■ **What is expected**: In the lines below, find the one that contains "Enumerate this screenshot's" and write it out exactly, along with every line that follows it.

■ **Dataset extract**:
* Start *

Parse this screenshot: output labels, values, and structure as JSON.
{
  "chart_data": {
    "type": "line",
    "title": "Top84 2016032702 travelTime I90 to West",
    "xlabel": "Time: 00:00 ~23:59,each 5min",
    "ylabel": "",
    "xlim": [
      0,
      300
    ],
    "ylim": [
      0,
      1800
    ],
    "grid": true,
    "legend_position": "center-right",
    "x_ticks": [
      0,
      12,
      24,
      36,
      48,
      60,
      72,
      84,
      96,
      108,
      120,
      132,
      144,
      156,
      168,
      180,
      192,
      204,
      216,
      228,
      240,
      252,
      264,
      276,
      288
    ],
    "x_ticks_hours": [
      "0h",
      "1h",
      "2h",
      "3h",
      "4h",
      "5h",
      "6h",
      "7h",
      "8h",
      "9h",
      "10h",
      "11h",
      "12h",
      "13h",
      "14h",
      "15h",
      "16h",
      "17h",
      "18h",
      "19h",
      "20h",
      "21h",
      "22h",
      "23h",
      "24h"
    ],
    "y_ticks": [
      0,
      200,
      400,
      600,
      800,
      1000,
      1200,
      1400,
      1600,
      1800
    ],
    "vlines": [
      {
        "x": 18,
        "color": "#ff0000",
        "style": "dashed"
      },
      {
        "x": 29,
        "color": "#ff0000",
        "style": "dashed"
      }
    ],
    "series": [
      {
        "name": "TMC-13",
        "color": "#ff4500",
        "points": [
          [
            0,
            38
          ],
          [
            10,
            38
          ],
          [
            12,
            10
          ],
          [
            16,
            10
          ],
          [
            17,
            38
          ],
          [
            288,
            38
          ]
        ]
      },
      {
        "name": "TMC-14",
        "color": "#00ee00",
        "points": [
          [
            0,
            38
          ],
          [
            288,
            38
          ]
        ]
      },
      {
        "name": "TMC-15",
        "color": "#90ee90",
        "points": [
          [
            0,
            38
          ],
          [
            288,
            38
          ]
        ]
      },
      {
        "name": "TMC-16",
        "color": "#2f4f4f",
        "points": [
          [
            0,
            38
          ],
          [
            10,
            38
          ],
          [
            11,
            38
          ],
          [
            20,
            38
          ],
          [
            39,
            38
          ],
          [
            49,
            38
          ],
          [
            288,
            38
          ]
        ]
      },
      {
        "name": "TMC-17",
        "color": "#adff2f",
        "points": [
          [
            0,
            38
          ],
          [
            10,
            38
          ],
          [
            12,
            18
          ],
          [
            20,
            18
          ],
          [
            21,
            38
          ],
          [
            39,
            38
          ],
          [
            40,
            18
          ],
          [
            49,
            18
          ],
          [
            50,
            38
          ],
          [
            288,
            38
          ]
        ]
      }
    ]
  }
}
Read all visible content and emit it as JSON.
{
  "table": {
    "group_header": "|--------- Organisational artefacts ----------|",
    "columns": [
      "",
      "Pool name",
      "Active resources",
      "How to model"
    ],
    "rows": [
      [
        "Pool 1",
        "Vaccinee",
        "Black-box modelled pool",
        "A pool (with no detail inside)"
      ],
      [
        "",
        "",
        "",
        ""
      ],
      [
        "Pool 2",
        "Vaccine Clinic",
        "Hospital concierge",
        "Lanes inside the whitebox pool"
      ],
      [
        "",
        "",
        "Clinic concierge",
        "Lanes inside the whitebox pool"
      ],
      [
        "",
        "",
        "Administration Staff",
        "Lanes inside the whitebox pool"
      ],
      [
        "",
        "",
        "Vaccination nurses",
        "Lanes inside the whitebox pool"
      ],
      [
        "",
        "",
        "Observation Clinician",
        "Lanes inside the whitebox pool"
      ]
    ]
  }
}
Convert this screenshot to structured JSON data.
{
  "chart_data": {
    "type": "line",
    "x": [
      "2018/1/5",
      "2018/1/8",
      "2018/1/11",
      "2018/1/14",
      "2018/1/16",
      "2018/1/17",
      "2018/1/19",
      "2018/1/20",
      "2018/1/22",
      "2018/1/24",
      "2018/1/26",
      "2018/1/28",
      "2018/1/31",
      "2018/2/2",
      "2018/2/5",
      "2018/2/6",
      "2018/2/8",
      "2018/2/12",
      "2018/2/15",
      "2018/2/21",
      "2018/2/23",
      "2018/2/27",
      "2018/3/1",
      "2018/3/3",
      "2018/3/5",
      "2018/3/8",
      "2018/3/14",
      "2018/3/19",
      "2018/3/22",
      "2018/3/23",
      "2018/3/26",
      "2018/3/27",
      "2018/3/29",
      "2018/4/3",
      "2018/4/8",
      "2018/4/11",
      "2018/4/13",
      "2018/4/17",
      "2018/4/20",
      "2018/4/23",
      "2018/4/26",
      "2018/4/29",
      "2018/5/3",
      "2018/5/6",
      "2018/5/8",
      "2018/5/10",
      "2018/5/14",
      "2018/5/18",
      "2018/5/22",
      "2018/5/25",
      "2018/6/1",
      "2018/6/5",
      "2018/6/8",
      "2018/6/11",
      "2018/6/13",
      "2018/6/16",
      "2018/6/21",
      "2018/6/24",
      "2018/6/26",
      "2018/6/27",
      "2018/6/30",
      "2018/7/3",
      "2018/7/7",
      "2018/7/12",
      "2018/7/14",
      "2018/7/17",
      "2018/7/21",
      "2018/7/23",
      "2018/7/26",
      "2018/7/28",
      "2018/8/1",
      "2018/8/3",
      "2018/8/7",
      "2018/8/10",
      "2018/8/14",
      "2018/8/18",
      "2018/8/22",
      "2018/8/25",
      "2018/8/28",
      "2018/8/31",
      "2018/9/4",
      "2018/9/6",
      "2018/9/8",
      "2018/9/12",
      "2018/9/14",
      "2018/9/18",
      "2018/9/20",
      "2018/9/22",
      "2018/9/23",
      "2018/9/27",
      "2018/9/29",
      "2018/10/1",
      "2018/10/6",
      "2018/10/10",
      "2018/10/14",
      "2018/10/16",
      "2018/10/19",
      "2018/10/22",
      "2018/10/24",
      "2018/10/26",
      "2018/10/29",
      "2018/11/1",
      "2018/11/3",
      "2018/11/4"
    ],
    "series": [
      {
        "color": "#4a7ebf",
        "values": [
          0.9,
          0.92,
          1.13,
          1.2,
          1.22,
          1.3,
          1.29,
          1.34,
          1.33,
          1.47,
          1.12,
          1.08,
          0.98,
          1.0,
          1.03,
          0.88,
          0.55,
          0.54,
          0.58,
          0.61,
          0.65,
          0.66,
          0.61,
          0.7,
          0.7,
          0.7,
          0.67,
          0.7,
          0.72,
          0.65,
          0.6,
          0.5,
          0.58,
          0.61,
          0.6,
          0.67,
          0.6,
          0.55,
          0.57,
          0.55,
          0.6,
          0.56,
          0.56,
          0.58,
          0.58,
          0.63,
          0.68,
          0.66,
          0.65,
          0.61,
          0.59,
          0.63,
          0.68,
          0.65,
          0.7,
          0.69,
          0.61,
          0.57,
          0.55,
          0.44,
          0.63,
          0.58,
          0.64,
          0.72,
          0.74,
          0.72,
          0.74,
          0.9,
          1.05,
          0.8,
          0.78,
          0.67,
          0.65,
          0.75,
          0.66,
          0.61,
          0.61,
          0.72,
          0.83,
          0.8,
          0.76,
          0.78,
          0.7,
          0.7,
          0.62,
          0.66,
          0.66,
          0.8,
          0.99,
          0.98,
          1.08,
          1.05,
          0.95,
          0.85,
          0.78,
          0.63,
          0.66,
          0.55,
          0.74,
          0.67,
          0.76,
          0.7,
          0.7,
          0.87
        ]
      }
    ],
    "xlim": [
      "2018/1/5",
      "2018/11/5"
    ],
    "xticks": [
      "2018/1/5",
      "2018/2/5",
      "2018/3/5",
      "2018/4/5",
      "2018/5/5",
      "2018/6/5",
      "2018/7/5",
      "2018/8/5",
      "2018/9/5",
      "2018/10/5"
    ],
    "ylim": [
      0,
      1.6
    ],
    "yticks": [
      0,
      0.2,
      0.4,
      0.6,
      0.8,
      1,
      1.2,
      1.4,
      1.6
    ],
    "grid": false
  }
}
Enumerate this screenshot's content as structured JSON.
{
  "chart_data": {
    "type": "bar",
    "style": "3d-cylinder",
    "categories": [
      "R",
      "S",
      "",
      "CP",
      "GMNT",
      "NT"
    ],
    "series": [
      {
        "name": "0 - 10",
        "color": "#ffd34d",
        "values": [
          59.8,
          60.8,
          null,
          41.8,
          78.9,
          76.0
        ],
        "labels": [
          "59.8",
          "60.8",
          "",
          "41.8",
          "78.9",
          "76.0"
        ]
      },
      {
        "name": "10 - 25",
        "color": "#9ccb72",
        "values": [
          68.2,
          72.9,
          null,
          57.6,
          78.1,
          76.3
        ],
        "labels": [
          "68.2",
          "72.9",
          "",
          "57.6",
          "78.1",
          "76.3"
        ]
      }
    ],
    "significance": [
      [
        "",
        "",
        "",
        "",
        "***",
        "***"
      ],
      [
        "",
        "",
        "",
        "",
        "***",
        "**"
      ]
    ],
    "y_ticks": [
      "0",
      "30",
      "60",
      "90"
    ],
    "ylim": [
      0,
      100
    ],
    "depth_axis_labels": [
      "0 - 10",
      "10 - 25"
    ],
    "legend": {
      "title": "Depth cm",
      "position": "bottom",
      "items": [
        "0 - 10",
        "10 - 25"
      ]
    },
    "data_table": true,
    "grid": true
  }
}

* End *

■ **Result of this task**:
Enumerate this screenshot's content as structured JSON.
{
  "chart_data": {
    "type": "bar",
    "style": "3d-cylinder",
    "categories": [
      "R",
      "S",
      "",
      "CP",
      "GMNT",
      "NT"
    ],
    "series": [
      {
        "name": "0 - 10",
        "color": "#ffd34d",
        "values": [
          59.8,
          60.8,
          null,
          41.8,
          78.9,
          76.0
        ],
        "labels": [
          "59.8",
          "60.8",
          "",
          "41.8",
          "78.9",
          "76.0"
        ]
      },
      {
        "name": "10 - 25",
        "color": "#9ccb72",
        "values": [
          68.2,
          72.9,
          null,
          57.6,
          78.1,
          76.3
        ],
        "labels": [
          "68.2",
          "72.9",
          "",
          "57.6",
          "78.1",
          "76.3"
        ]
      }
    ],
    "significance": [
      [
        "",
        "",
        "",
        "",
        "***",
        "***"
      ],
      [
        "",
        "",
        "",
        "",
        "***",
        "**"
      ]
    ],
    "y_ticks": [
      "0",
      "30",
      "60",
      "90"
    ],
    "ylim": [
      0,
      100
    ],
    "depth_axis_labels": [
      "0 - 10",
      "10 - 25"
    ],
    "legend": {
      "title": "Depth cm",
      "position": "bottom",
      "items": [
        "0 - 10",
        "10 - 25"
      ]
    },
    "data_table": true,
    "grid": true
  }
}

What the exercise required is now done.